— Begin —
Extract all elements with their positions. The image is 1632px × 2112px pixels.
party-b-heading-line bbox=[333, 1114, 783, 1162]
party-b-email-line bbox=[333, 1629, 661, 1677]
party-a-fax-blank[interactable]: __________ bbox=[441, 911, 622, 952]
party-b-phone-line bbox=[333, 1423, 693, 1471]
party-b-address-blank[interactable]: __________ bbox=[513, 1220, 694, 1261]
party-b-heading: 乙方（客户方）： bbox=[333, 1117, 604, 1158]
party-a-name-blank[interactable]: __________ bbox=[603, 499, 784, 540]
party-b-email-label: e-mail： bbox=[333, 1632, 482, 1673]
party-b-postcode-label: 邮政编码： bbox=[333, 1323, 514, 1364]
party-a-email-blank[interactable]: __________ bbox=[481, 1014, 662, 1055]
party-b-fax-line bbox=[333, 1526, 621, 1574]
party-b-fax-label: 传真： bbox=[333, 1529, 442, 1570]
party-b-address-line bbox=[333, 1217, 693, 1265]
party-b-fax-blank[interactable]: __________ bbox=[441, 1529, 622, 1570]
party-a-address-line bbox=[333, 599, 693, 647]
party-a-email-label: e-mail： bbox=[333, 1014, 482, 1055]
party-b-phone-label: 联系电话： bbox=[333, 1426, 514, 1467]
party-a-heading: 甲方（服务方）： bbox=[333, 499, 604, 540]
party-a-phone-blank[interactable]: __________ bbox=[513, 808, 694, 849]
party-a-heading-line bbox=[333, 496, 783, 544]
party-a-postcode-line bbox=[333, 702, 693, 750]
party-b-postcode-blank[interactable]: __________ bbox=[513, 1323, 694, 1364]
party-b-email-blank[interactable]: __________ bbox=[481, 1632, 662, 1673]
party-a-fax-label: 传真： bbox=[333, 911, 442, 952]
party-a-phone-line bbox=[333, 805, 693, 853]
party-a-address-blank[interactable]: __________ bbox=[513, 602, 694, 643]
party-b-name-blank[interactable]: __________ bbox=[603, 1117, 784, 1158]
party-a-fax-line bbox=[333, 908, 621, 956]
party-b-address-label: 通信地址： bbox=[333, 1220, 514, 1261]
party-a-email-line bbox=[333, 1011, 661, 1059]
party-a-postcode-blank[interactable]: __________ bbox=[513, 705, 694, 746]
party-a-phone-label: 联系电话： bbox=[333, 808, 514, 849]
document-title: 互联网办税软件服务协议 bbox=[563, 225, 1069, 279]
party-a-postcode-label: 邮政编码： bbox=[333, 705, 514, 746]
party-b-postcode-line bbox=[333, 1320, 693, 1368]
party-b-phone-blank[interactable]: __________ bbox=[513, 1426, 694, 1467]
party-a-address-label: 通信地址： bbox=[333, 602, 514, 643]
— End —
* [What is needed] Output as a numbered list every line from the start of the records through the line containing "party-a-heading: 甲方（服务方）： bbox=[333, 499, 604, 540]", inclusive, leaving out blank lines.

* [Correct output]
1. Extract all elements with their positions. The image is 1632px × 2112px pixels.
2. party-b-heading-line bbox=[333, 1114, 783, 1162]
3. party-b-email-line bbox=[333, 1629, 661, 1677]
4. party-a-fax-blank[interactable]: __________ bbox=[441, 911, 622, 952]
5. party-b-phone-line bbox=[333, 1423, 693, 1471]
6. party-b-address-blank[interactable]: __________ bbox=[513, 1220, 694, 1261]
7. party-b-heading: 乙方（客户方）： bbox=[333, 1117, 604, 1158]
8. party-a-name-blank[interactable]: __________ bbox=[603, 499, 784, 540]
9. party-b-email-label: e-mail： bbox=[333, 1632, 482, 1673]
10. party-b-postcode-label: 邮政编码： bbox=[333, 1323, 514, 1364]
11. party-a-email-blank[interactable]: __________ bbox=[481, 1014, 662, 1055]
12. party-b-fax-line bbox=[333, 1526, 621, 1574]
13. party-b-fax-label: 传真： bbox=[333, 1529, 442, 1570]
14. party-b-address-line bbox=[333, 1217, 693, 1265]
15. party-b-fax-blank[interactable]: __________ bbox=[441, 1529, 622, 1570]
16. party-a-address-line bbox=[333, 599, 693, 647]
17. party-a-email-label: e-mail： bbox=[333, 1014, 482, 1055]
18. party-b-phone-label: 联系电话： bbox=[333, 1426, 514, 1467]
19. party-a-heading: 甲方（服务方）： bbox=[333, 499, 604, 540]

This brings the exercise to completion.